*EXERCISE DESCRIPTION*
Tally the lines in the data that follows that include the word "Regression", and report nothing but the total.

· · · · · · ·

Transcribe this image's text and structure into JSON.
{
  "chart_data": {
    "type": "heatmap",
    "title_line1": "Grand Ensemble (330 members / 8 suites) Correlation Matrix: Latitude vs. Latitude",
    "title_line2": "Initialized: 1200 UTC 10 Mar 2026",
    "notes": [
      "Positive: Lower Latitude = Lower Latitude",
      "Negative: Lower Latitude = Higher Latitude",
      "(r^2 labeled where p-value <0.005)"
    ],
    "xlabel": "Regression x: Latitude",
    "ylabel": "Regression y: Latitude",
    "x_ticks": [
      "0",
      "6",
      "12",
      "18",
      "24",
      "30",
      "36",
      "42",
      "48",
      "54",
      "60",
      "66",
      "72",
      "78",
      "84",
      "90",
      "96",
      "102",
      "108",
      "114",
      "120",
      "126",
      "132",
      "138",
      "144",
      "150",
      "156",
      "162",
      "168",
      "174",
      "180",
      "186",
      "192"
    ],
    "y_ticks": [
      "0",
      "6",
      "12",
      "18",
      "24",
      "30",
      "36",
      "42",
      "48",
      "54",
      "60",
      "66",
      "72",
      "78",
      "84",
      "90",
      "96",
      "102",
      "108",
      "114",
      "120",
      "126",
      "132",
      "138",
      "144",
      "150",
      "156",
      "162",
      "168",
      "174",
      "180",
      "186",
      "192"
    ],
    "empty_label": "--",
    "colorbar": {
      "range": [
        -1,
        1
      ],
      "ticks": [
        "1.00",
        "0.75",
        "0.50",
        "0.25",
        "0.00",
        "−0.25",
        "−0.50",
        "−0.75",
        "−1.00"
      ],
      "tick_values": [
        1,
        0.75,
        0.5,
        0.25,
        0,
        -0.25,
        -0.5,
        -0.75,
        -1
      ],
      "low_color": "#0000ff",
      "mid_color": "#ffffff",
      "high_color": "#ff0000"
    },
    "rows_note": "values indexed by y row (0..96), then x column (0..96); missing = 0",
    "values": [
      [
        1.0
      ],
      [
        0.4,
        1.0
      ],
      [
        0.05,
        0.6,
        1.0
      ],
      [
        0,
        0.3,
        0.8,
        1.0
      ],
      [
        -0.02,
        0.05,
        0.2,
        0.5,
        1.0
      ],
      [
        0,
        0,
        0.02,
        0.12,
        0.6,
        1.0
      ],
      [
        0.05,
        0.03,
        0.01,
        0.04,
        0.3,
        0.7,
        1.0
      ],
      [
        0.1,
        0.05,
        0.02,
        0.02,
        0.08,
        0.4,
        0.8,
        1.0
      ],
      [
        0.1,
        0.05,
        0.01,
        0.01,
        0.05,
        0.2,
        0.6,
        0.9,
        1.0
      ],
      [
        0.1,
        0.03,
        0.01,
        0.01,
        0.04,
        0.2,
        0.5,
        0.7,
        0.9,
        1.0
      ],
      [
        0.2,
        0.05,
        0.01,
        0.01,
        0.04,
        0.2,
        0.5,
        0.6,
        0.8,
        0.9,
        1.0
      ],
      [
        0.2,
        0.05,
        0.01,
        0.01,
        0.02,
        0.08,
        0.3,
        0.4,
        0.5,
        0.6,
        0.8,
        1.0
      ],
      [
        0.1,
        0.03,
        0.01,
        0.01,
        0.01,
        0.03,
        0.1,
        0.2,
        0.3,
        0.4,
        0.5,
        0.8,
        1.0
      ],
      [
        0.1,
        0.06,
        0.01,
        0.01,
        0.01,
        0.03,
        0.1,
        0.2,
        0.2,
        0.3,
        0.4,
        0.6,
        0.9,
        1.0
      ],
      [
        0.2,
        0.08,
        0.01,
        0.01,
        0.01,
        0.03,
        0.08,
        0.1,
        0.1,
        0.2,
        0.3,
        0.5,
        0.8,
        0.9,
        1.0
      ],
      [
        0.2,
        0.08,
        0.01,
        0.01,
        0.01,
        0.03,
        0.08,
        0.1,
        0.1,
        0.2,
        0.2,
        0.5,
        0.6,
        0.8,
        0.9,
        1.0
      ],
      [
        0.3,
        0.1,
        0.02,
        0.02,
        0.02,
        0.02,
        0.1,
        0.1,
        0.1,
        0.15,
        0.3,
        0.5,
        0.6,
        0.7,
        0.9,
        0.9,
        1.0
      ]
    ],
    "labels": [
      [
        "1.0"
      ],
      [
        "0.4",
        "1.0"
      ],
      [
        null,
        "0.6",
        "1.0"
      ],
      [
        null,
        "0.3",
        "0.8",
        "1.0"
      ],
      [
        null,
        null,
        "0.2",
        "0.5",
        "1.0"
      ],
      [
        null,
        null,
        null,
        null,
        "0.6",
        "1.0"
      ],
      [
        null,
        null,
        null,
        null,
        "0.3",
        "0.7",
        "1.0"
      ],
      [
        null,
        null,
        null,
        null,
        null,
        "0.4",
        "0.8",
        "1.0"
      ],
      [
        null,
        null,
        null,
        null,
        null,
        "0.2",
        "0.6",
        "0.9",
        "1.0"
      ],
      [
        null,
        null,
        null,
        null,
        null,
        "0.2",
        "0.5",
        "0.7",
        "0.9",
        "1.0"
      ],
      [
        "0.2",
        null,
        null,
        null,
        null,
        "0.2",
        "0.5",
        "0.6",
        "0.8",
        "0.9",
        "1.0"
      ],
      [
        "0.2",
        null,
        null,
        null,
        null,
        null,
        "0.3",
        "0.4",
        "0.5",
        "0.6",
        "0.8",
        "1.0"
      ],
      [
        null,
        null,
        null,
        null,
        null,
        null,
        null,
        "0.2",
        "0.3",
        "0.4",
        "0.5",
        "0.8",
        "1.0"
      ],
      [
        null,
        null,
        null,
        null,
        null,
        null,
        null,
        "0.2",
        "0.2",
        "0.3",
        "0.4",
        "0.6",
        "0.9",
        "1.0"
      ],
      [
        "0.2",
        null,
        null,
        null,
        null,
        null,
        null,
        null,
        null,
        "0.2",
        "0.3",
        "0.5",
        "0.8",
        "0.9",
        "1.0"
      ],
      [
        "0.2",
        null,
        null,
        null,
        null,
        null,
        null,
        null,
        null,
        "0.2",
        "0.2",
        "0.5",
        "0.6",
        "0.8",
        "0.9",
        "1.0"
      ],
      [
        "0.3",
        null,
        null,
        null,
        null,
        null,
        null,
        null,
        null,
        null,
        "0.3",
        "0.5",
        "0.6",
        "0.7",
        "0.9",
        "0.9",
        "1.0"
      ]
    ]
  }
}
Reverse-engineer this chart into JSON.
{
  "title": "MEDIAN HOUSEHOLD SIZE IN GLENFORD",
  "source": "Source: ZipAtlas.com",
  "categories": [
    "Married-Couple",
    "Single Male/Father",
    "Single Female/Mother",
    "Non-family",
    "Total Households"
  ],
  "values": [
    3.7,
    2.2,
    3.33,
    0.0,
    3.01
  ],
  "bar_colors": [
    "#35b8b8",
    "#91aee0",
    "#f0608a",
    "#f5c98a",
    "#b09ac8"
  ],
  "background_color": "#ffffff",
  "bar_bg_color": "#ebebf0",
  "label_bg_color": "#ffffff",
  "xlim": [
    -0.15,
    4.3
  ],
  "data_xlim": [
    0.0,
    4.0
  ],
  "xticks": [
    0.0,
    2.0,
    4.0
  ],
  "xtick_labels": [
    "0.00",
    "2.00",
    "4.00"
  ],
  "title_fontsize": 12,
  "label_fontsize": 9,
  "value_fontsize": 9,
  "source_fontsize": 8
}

· · · · · · ·

*ANSWER TO THIS EXERCISE*
2